Exercise goal -
Give the number of lines containing the word "mjesta", and nothing else.

Input material -
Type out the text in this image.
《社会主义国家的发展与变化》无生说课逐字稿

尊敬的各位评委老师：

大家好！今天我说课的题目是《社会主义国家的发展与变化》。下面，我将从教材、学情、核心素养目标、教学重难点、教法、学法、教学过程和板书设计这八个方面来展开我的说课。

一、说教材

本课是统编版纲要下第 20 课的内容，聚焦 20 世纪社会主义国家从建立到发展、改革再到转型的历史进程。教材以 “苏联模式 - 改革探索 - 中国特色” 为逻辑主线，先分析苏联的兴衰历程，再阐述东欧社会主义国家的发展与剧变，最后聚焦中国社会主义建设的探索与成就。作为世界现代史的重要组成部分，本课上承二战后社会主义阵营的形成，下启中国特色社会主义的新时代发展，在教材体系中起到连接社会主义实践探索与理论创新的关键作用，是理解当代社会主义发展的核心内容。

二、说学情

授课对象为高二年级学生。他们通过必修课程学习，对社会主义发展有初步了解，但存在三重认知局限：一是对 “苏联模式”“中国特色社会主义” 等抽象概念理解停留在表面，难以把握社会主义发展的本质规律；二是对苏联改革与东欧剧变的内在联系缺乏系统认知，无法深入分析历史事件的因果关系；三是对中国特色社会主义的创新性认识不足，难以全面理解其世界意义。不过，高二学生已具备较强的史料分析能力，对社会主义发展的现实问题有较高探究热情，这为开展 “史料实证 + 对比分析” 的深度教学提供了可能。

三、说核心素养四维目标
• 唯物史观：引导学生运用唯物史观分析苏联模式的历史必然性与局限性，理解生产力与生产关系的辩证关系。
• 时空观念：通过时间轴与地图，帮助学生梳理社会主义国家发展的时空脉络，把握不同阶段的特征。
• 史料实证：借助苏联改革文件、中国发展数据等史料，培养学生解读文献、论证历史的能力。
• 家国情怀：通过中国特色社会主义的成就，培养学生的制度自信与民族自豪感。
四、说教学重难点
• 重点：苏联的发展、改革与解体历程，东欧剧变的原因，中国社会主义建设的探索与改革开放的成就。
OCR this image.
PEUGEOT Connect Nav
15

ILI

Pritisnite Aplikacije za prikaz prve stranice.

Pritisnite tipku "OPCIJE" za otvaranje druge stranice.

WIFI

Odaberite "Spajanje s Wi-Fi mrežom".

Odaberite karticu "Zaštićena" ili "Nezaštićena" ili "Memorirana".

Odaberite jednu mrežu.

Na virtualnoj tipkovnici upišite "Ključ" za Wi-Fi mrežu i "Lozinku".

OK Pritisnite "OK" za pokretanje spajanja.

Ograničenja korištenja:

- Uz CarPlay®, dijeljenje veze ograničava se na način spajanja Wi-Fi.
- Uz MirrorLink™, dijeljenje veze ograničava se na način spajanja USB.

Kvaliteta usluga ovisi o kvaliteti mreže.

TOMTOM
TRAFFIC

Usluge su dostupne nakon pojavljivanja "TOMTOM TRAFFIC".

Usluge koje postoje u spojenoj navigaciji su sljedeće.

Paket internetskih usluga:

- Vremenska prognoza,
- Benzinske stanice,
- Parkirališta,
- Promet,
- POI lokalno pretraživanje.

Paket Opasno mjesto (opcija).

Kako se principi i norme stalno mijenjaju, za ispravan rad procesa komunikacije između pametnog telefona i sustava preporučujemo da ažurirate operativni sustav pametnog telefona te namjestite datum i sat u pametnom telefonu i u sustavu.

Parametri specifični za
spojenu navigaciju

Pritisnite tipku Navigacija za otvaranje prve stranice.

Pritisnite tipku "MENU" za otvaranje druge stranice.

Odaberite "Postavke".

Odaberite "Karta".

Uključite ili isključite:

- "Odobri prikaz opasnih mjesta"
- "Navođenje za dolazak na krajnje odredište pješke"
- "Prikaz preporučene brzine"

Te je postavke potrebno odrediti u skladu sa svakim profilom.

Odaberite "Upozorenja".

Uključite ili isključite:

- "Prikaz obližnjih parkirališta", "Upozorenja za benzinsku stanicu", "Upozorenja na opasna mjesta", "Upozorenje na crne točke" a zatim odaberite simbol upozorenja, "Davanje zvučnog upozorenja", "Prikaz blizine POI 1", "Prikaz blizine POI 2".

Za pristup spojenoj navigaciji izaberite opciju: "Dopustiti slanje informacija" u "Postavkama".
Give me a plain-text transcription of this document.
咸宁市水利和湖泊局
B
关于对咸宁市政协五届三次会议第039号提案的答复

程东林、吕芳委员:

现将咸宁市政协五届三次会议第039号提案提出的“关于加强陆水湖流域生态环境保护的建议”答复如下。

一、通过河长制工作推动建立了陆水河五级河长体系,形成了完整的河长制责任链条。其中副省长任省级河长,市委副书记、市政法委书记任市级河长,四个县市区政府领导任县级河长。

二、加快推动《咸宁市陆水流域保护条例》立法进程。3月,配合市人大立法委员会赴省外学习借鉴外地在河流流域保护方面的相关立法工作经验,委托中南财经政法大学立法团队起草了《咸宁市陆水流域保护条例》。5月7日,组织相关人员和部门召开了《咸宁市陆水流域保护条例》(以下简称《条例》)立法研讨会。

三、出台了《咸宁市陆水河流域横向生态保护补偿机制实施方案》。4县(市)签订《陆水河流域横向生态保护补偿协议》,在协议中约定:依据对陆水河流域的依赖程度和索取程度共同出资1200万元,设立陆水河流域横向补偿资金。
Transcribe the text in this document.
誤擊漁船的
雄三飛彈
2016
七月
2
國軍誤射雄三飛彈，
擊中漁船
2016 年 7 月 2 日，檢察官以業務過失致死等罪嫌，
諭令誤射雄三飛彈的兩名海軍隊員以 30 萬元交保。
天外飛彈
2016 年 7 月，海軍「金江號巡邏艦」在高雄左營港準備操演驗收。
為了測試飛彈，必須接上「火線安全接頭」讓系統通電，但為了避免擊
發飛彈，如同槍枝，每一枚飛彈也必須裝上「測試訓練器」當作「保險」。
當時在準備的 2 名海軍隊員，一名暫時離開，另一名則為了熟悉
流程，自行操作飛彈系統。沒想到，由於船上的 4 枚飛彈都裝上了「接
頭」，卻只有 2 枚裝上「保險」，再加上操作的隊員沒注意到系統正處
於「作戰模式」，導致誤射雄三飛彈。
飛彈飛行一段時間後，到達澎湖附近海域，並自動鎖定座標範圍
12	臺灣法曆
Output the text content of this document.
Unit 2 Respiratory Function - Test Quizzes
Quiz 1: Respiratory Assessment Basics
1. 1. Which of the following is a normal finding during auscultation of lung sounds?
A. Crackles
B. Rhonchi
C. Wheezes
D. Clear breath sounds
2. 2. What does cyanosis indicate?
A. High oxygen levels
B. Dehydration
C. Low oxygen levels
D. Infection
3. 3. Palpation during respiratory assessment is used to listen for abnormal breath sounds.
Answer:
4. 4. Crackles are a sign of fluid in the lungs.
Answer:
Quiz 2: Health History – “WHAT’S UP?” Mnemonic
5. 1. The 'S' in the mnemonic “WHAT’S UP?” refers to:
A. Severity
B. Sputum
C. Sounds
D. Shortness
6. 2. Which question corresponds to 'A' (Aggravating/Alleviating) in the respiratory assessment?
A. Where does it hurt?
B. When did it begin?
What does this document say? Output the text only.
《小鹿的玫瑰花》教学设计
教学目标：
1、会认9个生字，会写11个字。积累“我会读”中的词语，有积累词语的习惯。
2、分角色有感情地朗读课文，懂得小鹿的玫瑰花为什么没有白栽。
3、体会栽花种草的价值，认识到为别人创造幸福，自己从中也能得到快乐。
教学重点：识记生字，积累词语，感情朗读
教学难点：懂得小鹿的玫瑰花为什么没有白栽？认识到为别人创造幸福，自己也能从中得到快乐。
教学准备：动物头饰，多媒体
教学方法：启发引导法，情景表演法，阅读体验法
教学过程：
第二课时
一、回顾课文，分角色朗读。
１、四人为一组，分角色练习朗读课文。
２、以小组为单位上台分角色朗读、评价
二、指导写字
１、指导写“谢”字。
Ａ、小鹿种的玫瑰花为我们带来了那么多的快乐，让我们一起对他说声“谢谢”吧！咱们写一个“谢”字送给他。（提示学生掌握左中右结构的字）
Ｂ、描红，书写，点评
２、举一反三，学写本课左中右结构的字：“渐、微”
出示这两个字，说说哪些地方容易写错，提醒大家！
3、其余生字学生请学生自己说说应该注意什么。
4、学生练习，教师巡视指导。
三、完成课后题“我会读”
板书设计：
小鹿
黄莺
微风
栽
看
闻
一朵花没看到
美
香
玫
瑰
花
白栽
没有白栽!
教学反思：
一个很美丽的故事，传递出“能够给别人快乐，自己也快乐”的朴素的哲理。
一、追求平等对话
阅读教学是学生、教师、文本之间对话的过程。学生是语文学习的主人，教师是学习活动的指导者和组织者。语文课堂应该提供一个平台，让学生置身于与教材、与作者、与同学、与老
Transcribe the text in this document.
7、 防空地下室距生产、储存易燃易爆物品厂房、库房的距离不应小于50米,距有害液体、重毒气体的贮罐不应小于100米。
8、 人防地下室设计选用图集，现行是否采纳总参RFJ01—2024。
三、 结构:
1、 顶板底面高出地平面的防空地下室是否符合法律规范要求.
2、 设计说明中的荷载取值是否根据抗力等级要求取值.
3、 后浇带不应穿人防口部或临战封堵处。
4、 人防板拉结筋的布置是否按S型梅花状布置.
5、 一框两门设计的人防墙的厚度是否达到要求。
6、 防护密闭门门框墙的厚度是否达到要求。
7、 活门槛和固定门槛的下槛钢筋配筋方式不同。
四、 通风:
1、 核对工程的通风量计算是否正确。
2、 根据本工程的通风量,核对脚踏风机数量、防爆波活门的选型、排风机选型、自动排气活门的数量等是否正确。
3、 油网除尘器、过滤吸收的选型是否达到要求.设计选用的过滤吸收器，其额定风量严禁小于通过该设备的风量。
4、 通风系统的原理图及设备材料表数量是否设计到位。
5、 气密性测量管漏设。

Response for this exercise -
2